- _INSTRUCTIONS TO FOLLOW_
Set down every record once more, exactly as given.

- _DATASET_
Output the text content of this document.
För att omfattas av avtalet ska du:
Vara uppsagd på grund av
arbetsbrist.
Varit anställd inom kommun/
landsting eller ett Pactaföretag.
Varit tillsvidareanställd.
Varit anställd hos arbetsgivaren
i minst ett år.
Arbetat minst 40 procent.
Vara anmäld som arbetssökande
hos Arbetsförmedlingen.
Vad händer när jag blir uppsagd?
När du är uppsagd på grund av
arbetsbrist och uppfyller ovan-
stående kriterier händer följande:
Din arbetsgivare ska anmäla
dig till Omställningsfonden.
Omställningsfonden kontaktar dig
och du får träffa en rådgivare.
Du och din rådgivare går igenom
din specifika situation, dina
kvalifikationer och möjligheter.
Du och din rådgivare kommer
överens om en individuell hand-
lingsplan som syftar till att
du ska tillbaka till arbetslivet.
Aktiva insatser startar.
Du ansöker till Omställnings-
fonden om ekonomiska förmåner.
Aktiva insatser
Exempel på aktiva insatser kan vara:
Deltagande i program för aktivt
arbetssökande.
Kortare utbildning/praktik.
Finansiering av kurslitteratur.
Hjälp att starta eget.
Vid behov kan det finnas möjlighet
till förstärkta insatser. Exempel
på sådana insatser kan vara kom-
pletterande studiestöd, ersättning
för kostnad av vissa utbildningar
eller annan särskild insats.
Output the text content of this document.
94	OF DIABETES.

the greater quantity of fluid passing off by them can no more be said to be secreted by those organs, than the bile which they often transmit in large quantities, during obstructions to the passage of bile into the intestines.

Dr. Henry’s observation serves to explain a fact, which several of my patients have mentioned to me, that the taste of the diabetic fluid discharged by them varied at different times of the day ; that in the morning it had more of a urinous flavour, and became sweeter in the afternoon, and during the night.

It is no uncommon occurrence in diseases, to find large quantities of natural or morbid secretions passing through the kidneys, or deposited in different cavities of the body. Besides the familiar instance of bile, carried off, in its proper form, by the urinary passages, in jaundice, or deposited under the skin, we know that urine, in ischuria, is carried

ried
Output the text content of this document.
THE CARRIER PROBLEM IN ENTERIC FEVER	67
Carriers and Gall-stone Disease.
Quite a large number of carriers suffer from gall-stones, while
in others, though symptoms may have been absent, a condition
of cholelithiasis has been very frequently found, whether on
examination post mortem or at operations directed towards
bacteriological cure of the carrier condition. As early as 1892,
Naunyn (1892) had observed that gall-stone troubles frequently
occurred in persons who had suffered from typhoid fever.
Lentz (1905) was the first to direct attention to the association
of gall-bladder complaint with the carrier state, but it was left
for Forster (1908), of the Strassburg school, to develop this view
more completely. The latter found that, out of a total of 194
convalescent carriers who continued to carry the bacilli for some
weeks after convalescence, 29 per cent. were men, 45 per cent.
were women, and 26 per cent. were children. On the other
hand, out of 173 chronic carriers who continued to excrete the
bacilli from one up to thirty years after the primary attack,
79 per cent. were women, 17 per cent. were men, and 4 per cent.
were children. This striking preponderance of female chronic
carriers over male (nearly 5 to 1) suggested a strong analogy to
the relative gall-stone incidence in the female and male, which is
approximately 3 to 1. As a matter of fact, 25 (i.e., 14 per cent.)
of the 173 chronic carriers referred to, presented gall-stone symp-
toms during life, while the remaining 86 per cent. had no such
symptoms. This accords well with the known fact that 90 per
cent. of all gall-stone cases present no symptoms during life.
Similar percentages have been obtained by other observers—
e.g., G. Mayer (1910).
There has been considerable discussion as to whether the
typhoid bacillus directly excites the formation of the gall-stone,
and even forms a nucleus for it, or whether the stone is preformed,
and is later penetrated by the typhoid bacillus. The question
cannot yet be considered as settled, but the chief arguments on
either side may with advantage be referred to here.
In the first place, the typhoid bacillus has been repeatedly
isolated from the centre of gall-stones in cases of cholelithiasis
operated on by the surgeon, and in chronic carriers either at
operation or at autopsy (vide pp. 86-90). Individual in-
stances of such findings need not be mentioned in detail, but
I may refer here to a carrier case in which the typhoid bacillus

- _COMPLETED EXERCISE_
Output the text content of this document.
För att omfattas av avtalet ska du:
Vara uppsagd på grund av
arbetsbrist.
Varit anställd inom kommun/
landsting eller ett Pactaföretag.
Varit tillsvidareanställd.
Varit anställd hos arbetsgivaren
i minst ett år.
Arbetat minst 40 procent.
Vara anmäld som arbetssökande
hos Arbetsförmedlingen.
Vad händer när jag blir uppsagd?
När du är uppsagd på grund av
arbetsbrist och uppfyller ovan-
stående kriterier händer följande:
Din arbetsgivare ska anmäla
dig till Omställningsfonden.
Omställningsfonden kontaktar dig
och du får träffa en rådgivare.
Du och din rådgivare går igenom
din specifika situation, dina
kvalifikationer och möjligheter.
Du och din rådgivare kommer
överens om en individuell hand-
lingsplan som syftar till att
du ska tillbaka till arbetslivet.
Aktiva insatser startar.
Du ansöker till Omställnings-
fonden om ekonomiska förmåner.
Aktiva insatser
Exempel på aktiva insatser kan vara:
Deltagande i program för aktivt
arbetssökande.
Kortare utbildning/praktik.
Finansiering av kurslitteratur.
Hjälp att starta eget.
Vid behov kan det finnas möjlighet
till förstärkta insatser. Exempel
på sådana insatser kan vara kom-
pletterande studiestöd, ersättning
för kostnad av vissa utbildningar
eller annan särskild insats.
Output the text content of this document.
94	OF DIABETES.

the greater quantity of fluid passing off by them can no more be said to be secreted by those organs, than the bile which they often transmit in large quantities, during obstructions to the passage of bile into the intestines.

Dr. Henry’s observation serves to explain a fact, which several of my patients have mentioned to me, that the taste of the diabetic fluid discharged by them varied at different times of the day ; that in the morning it had more of a urinous flavour, and became sweeter in the afternoon, and during the night.

It is no uncommon occurrence in diseases, to find large quantities of natural or morbid secretions passing through the kidneys, or deposited in different cavities of the body. Besides the familiar instance of bile, carried off, in its proper form, by the urinary passages, in jaundice, or deposited under the skin, we know that urine, in ischuria, is carried

ried
Output the text content of this document.
THE CARRIER PROBLEM IN ENTERIC FEVER	67
Carriers and Gall-stone Disease.
Quite a large number of carriers suffer from gall-stones, while
in others, though symptoms may have been absent, a condition
of cholelithiasis has been very frequently found, whether on
examination post mortem or at operations directed towards
bacteriological cure of the carrier condition. As early as 1892,
Naunyn (1892) had observed that gall-stone troubles frequently
occurred in persons who had suffered from typhoid fever.
Lentz (1905) was the first to direct attention to the association
of gall-bladder complaint with the carrier state, but it was left
for Forster (1908), of the Strassburg school, to develop this view
more completely. The latter found that, out of a total of 194
convalescent carriers who continued to carry the bacilli for some
weeks after convalescence, 29 per cent. were men, 45 per cent.
were women, and 26 per cent. were children. On the other
hand, out of 173 chronic carriers who continued to excrete the
bacilli from one up to thirty years after the primary attack,
79 per cent. were women, 17 per cent. were men, and 4 per cent.
were children. This striking preponderance of female chronic
carriers over male (nearly 5 to 1) suggested a strong analogy to
the relative gall-stone incidence in the female and male, which is
approximately 3 to 1. As a matter of fact, 25 (i.e., 14 per cent.)
of the 173 chronic carriers referred to, presented gall-stone symp-
toms during life, while the remaining 86 per cent. had no such
symptoms. This accords well with the known fact that 90 per
cent. of all gall-stone cases present no symptoms during life.
Similar percentages have been obtained by other observers—
e.g., G. Mayer (1910).
There has been considerable discussion as to whether the
typhoid bacillus directly excites the formation of the gall-stone,
and even forms a nucleus for it, or whether the stone is preformed,
and is later penetrated by the typhoid bacillus. The question
cannot yet be considered as settled, but the chief arguments on
either side may with advantage be referred to here.
In the first place, the typhoid bacillus has been repeatedly
isolated from the centre of gall-stones in cases of cholelithiasis
operated on by the surgeon, and in chronic carriers either at
operation or at autopsy (vide pp. 86-90). Individual in-
stances of such findings need not be mentioned in detail, but
I may refer here to a carrier case in which the typhoid bacillus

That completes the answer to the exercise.